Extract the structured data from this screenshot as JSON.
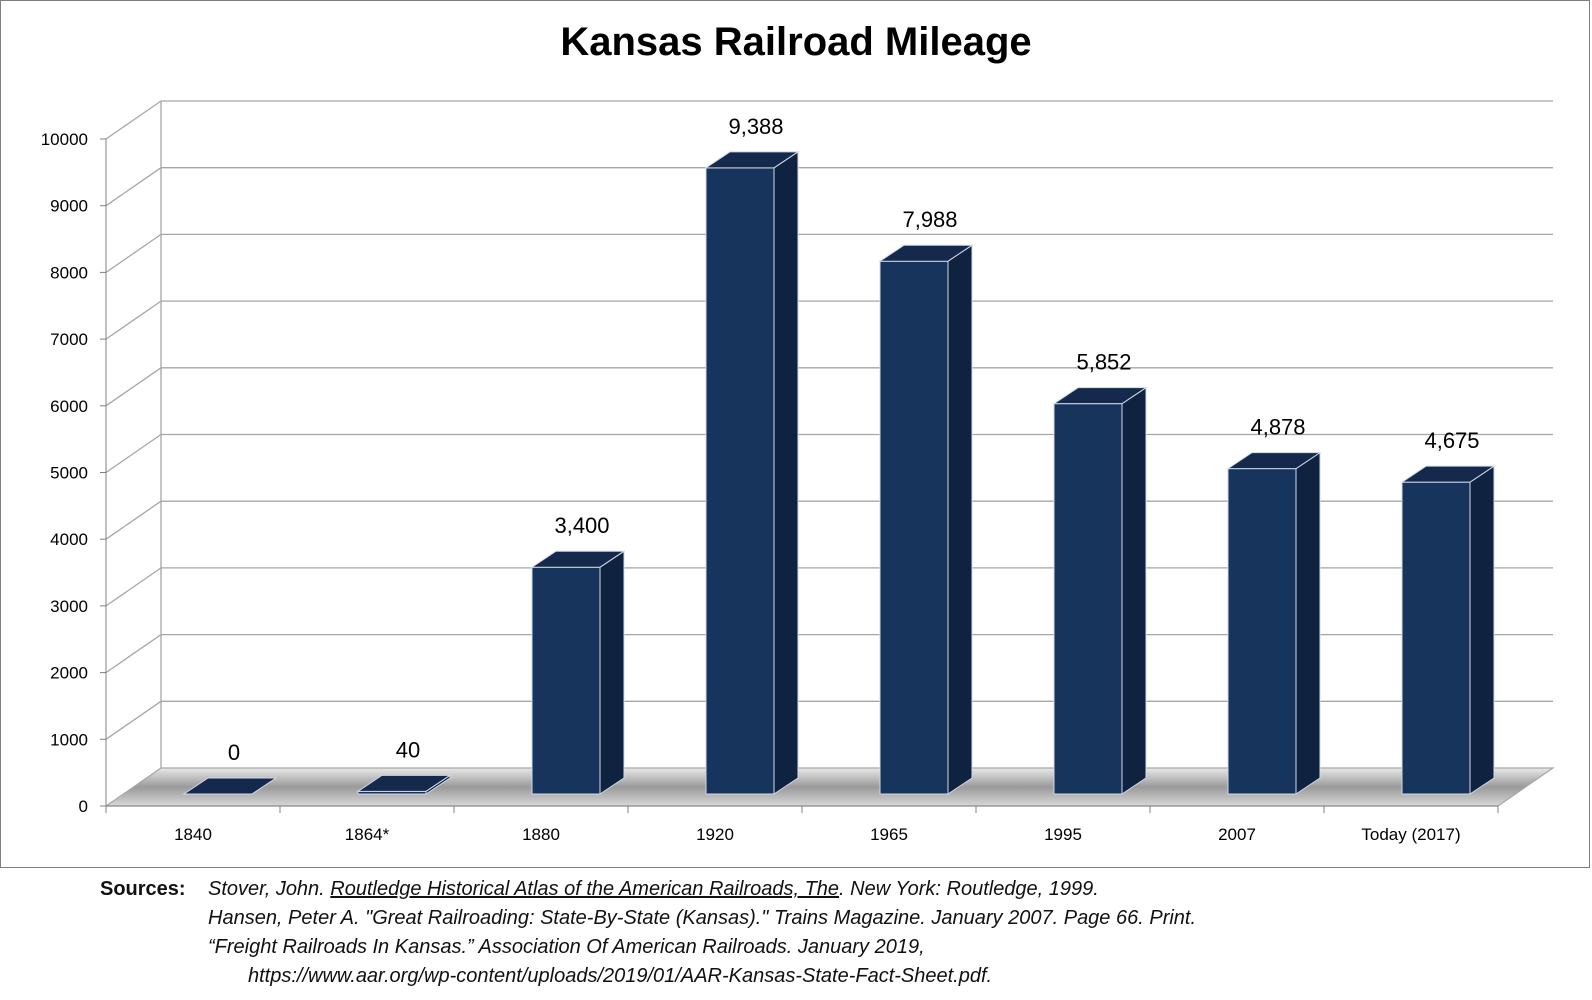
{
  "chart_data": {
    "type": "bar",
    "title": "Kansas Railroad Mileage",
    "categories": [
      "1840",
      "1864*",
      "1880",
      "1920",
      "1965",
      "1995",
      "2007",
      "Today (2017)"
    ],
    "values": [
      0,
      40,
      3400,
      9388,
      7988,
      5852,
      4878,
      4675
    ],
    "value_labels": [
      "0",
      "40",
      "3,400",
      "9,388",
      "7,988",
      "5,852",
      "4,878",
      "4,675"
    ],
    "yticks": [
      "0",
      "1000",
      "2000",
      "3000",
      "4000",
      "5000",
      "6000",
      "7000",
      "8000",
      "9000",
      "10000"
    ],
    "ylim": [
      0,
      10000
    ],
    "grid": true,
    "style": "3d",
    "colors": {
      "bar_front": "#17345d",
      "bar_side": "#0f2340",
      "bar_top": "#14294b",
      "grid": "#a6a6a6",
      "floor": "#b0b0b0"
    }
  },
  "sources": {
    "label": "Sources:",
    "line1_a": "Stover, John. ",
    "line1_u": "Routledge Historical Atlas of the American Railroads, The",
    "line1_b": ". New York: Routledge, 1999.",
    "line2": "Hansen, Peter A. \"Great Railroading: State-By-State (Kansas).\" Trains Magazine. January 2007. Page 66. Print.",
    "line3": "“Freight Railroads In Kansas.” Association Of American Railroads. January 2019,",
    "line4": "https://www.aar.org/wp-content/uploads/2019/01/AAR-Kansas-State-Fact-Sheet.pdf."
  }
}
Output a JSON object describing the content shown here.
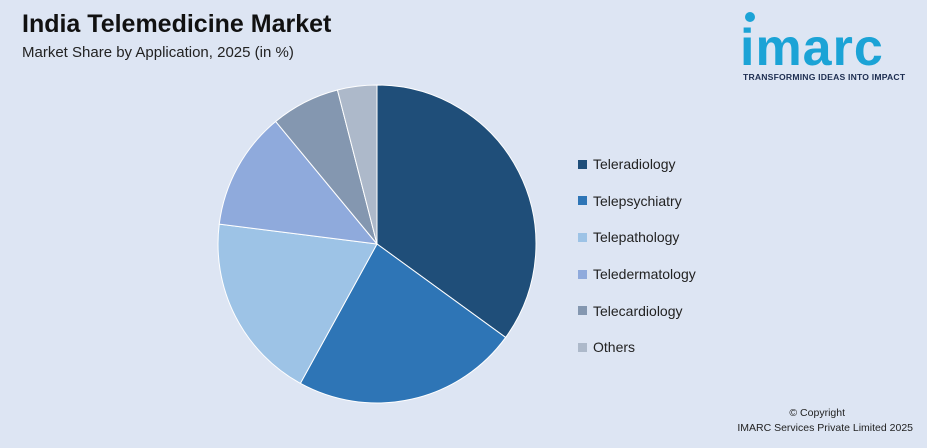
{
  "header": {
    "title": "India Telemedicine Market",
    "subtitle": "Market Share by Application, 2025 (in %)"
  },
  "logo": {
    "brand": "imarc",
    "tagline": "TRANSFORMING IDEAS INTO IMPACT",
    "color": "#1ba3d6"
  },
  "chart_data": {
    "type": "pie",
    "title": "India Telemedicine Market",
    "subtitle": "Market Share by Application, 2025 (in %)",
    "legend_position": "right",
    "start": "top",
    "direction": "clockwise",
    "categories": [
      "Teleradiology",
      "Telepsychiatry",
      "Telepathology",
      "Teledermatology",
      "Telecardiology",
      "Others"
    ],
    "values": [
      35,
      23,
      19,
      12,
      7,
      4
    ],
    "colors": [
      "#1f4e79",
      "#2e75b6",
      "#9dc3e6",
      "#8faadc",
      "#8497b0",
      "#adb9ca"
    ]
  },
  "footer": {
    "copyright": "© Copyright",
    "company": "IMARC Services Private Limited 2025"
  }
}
========
DO THIS
Using the material above, gather every line that includes "Market".

TASK OUTPUT
    "title": "India Telemedicine Market",
    "subtitle": "Market Share by Application, 2025 (in %)"
    "title": "India Telemedicine Market",
    "subtitle": "Market Share by Application, 2025 (in %)",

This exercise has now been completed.